:: Requirement ::
An exact transcription of the entries is required, with no images included.

:: Given data ::
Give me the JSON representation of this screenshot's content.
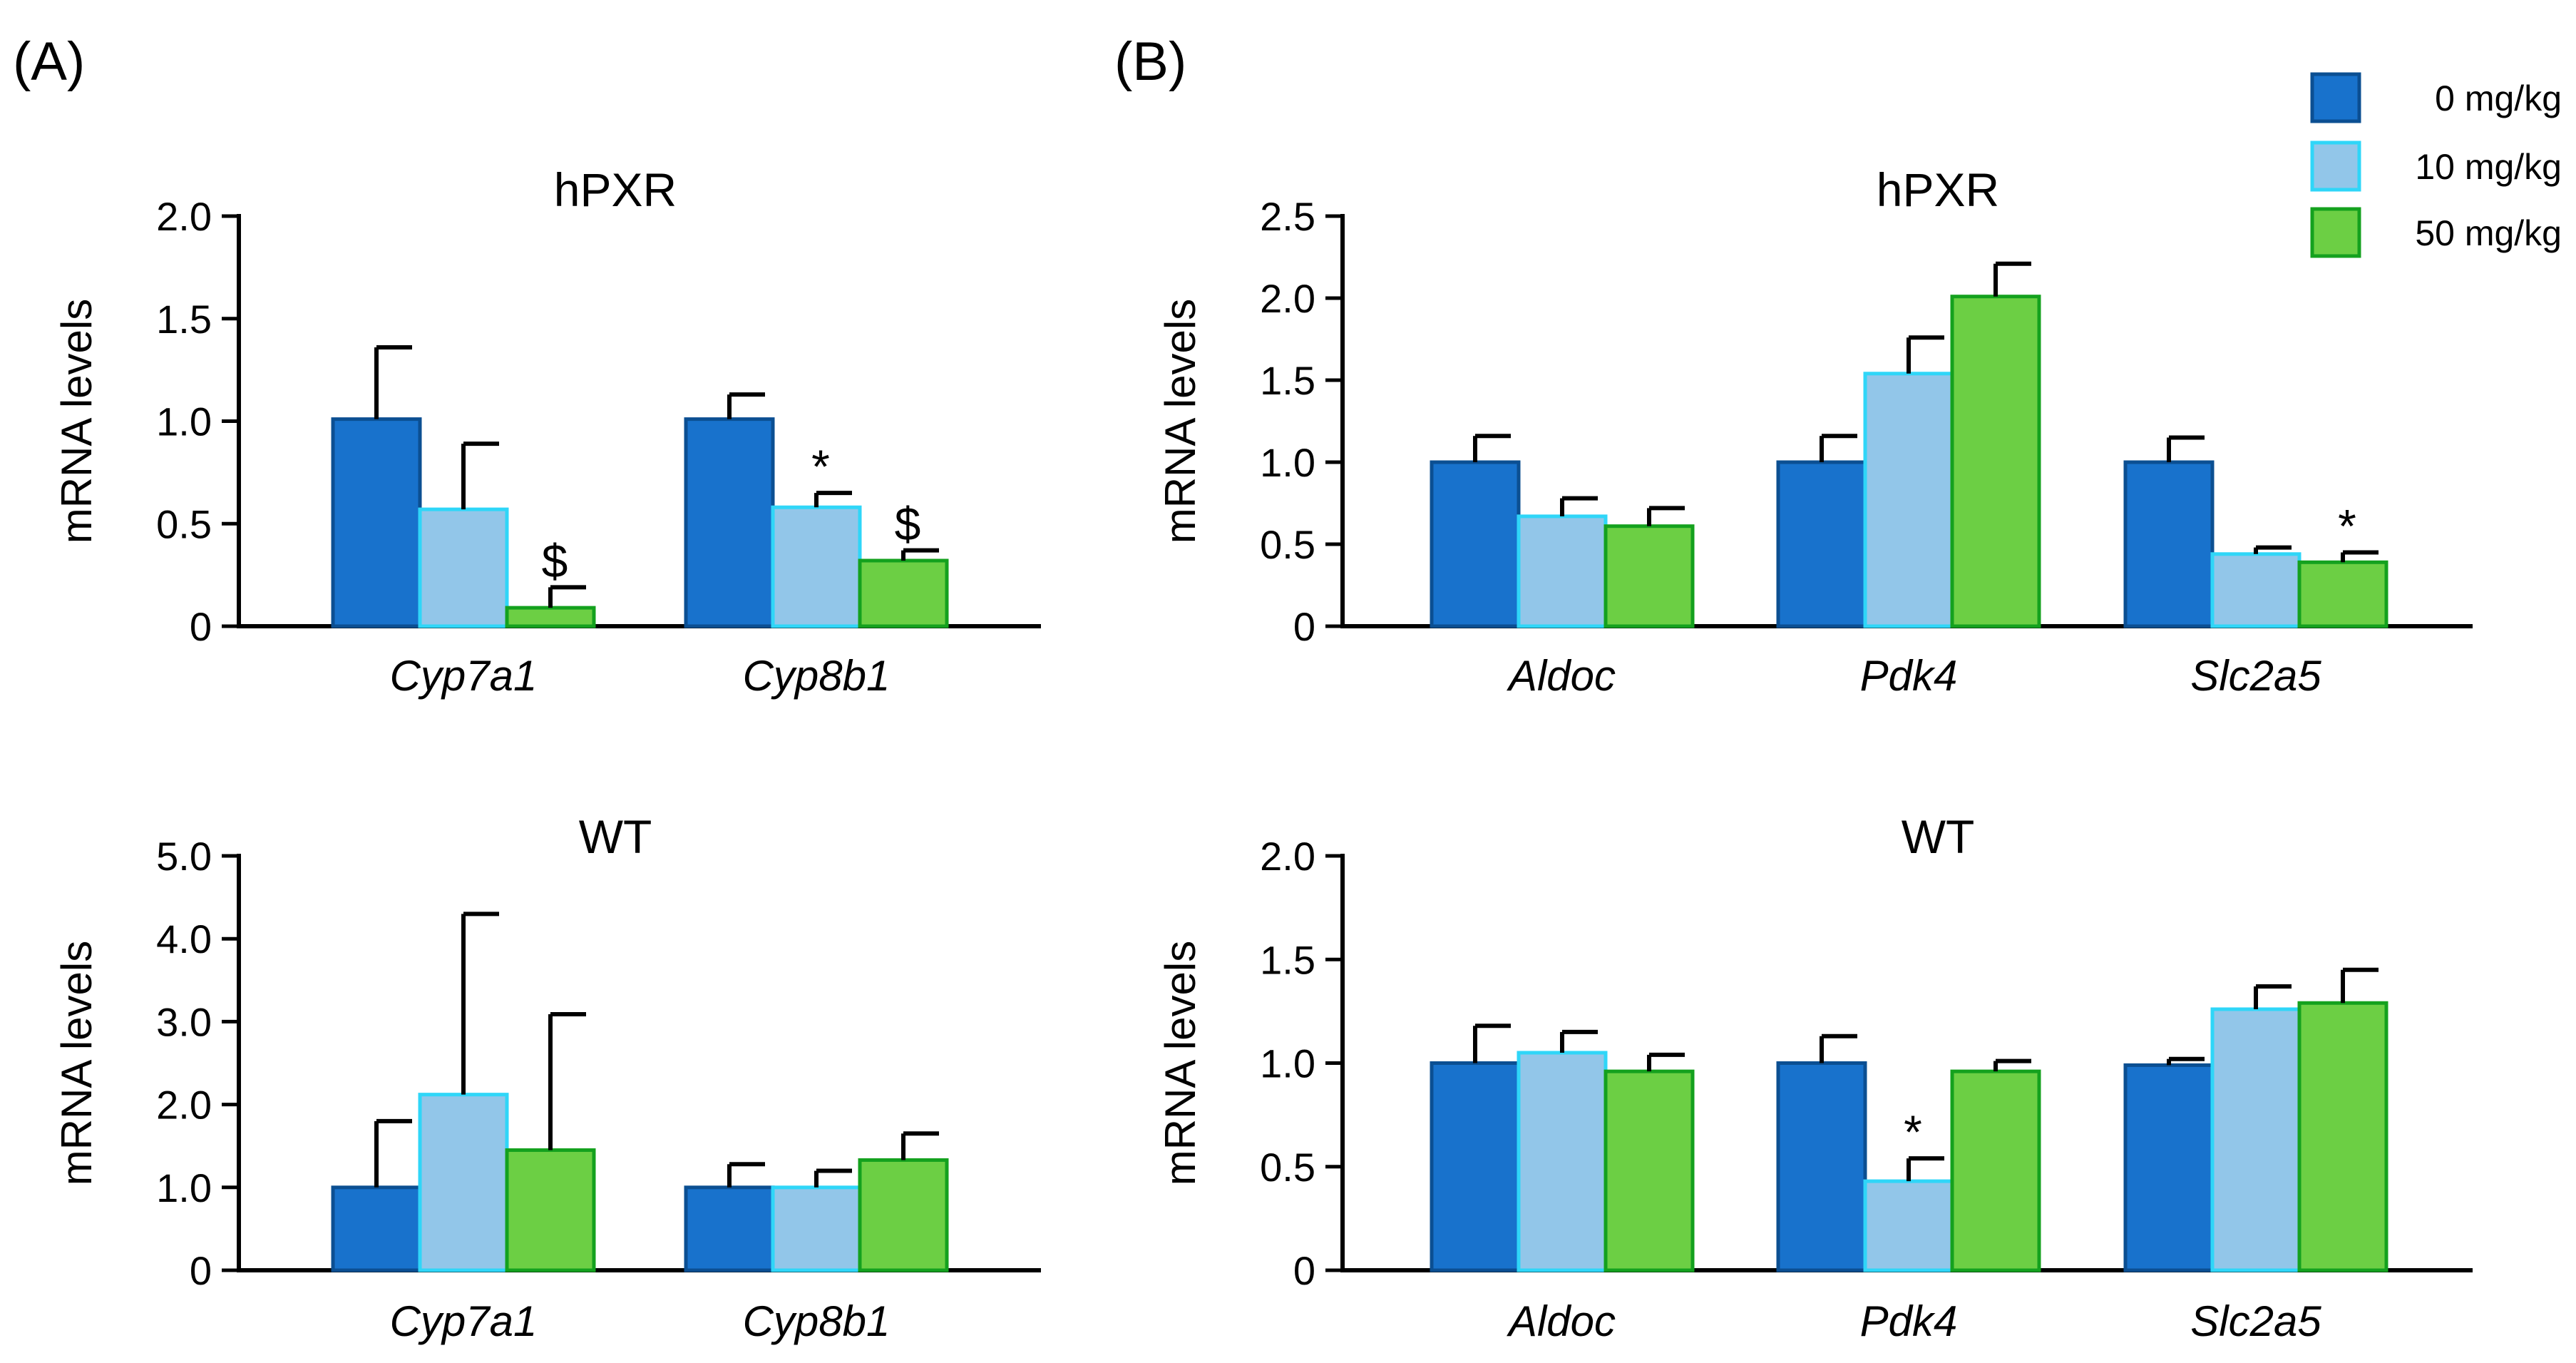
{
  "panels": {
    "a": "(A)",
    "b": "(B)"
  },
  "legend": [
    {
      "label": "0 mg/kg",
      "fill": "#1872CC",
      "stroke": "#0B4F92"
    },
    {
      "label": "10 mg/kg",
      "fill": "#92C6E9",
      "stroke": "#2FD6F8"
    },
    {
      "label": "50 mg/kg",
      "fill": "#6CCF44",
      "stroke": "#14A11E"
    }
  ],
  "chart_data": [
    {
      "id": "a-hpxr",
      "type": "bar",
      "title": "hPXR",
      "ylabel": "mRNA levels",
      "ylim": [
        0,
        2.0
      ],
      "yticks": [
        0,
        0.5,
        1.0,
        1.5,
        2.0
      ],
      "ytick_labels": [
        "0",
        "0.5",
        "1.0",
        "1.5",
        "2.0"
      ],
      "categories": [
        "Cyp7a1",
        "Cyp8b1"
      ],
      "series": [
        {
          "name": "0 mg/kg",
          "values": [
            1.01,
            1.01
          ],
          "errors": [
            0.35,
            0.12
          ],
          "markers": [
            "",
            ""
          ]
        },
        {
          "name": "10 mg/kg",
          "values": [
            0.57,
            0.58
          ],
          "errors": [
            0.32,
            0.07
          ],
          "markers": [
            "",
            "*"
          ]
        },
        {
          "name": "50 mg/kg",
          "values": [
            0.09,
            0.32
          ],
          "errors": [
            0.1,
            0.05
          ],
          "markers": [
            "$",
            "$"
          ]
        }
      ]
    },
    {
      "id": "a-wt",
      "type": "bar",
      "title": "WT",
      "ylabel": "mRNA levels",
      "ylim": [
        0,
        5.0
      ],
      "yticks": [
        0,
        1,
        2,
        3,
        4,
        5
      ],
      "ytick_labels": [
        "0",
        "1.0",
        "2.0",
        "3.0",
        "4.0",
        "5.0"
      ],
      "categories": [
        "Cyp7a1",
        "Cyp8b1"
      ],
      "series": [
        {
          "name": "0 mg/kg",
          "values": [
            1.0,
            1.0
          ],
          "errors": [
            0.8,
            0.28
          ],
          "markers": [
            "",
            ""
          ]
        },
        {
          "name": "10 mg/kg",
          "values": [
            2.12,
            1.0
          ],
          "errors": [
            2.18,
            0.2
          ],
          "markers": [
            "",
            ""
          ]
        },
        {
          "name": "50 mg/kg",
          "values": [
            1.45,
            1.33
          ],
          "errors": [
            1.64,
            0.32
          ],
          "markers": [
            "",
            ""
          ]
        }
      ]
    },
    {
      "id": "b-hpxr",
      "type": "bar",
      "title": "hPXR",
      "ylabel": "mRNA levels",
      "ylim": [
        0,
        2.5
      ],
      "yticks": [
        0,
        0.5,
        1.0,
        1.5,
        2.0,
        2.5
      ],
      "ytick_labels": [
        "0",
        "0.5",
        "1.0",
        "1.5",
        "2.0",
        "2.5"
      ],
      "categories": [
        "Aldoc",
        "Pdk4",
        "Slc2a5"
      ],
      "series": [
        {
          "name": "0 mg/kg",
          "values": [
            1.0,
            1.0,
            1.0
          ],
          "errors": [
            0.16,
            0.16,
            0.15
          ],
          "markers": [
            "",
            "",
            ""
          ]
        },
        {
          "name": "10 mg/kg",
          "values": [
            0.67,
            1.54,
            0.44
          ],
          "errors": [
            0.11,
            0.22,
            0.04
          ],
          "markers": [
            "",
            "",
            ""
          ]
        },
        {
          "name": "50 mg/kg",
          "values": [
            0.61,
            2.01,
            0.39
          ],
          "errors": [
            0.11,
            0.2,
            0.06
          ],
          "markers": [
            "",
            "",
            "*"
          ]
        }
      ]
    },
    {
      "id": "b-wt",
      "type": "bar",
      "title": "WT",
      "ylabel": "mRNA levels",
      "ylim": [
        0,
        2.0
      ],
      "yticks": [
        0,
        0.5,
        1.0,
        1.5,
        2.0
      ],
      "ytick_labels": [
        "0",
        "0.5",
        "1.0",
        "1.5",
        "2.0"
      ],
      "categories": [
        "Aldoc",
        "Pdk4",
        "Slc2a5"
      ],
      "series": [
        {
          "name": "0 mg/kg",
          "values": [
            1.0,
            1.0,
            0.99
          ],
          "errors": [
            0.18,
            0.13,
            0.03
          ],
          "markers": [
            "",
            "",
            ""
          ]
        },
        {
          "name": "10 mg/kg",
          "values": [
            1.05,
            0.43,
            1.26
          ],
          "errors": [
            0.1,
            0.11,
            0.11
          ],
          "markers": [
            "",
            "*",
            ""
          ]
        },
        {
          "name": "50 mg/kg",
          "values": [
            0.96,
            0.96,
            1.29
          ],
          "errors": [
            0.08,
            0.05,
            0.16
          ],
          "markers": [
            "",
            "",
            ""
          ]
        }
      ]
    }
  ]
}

:: Expected answer ::
Give me the JSON representation of this screenshot's content.
{
  "panels": {
    "a": "(A)",
    "b": "(B)"
  },
  "legend": [
    {
      "label": "0 mg/kg",
      "fill": "#1872CC",
      "stroke": "#0B4F92"
    },
    {
      "label": "10 mg/kg",
      "fill": "#92C6E9",
      "stroke": "#2FD6F8"
    },
    {
      "label": "50 mg/kg",
      "fill": "#6CCF44",
      "stroke": "#14A11E"
    }
  ],
  "chart_data": [
    {
      "id": "a-hpxr",
      "type": "bar",
      "title": "hPXR",
      "ylabel": "mRNA levels",
      "ylim": [
        0,
        2.0
      ],
      "yticks": [
        0,
        0.5,
        1.0,
        1.5,
        2.0
      ],
      "ytick_labels": [
        "0",
        "0.5",
        "1.0",
        "1.5",
        "2.0"
      ],
      "categories": [
        "Cyp7a1",
        "Cyp8b1"
      ],
      "series": [
        {
          "name": "0 mg/kg",
          "values": [
            1.01,
            1.01
          ],
          "errors": [
            0.35,
            0.12
          ],
          "markers": [
            "",
            ""
          ]
        },
        {
          "name": "10 mg/kg",
          "values": [
            0.57,
            0.58
          ],
          "errors": [
            0.32,
            0.07
          ],
          "markers": [
            "",
            "*"
          ]
        },
        {
          "name": "50 mg/kg",
          "values": [
            0.09,
            0.32
          ],
          "errors": [
            0.1,
            0.05
          ],
          "markers": [
            "$",
            "$"
          ]
        }
      ]
    },
    {
      "id": "a-wt",
      "type": "bar",
      "title": "WT",
      "ylabel": "mRNA levels",
      "ylim": [
        0,
        5.0
      ],
      "yticks": [
        0,
        1,
        2,
        3,
        4,
        5
      ],
      "ytick_labels": [
        "0",
        "1.0",
        "2.0",
        "3.0",
        "4.0",
        "5.0"
      ],
      "categories": [
        "Cyp7a1",
        "Cyp8b1"
      ],
      "series": [
        {
          "name": "0 mg/kg",
          "values": [
            1.0,
            1.0
          ],
          "errors": [
            0.8,
            0.28
          ],
          "markers": [
            "",
            ""
          ]
        },
        {
          "name": "10 mg/kg",
          "values": [
            2.12,
            1.0
          ],
          "errors": [
            2.18,
            0.2
          ],
          "markers": [
            "",
            ""
          ]
        },
        {
          "name": "50 mg/kg",
          "values": [
            1.45,
            1.33
          ],
          "errors": [
            1.64,
            0.32
          ],
          "markers": [
            "",
            ""
          ]
        }
      ]
    },
    {
      "id": "b-hpxr",
      "type": "bar",
      "title": "hPXR",
      "ylabel": "mRNA levels",
      "ylim": [
        0,
        2.5
      ],
      "yticks": [
        0,
        0.5,
        1.0,
        1.5,
        2.0,
        2.5
      ],
      "ytick_labels": [
        "0",
        "0.5",
        "1.0",
        "1.5",
        "2.0",
        "2.5"
      ],
      "categories": [
        "Aldoc",
        "Pdk4",
        "Slc2a5"
      ],
      "series": [
        {
          "name": "0 mg/kg",
          "values": [
            1.0,
            1.0,
            1.0
          ],
          "errors": [
            0.16,
            0.16,
            0.15
          ],
          "markers": [
            "",
            "",
            ""
          ]
        },
        {
          "name": "10 mg/kg",
          "values": [
            0.67,
            1.54,
            0.44
          ],
          "errors": [
            0.11,
            0.22,
            0.04
          ],
          "markers": [
            "",
            "",
            ""
          ]
        },
        {
          "name": "50 mg/kg",
          "values": [
            0.61,
            2.01,
            0.39
          ],
          "errors": [
            0.11,
            0.2,
            0.06
          ],
          "markers": [
            "",
            "",
            "*"
          ]
        }
      ]
    },
    {
      "id": "b-wt",
      "type": "bar",
      "title": "WT",
      "ylabel": "mRNA levels",
      "ylim": [
        0,
        2.0
      ],
      "yticks": [
        0,
        0.5,
        1.0,
        1.5,
        2.0
      ],
      "ytick_labels": [
        "0",
        "0.5",
        "1.0",
        "1.5",
        "2.0"
      ],
      "categories": [
        "Aldoc",
        "Pdk4",
        "Slc2a5"
      ],
      "series": [
        {
          "name": "0 mg/kg",
          "values": [
            1.0,
            1.0,
            0.99
          ],
          "errors": [
            0.18,
            0.13,
            0.03
          ],
          "markers": [
            "",
            "",
            ""
          ]
        },
        {
          "name": "10 mg/kg",
          "values": [
            1.05,
            0.43,
            1.26
          ],
          "errors": [
            0.1,
            0.11,
            0.11
          ],
          "markers": [
            "",
            "*",
            ""
          ]
        },
        {
          "name": "50 mg/kg",
          "values": [
            0.96,
            0.96,
            1.29
          ],
          "errors": [
            0.08,
            0.05,
            0.16
          ],
          "markers": [
            "",
            "",
            ""
          ]
        }
      ]
    }
  ]
}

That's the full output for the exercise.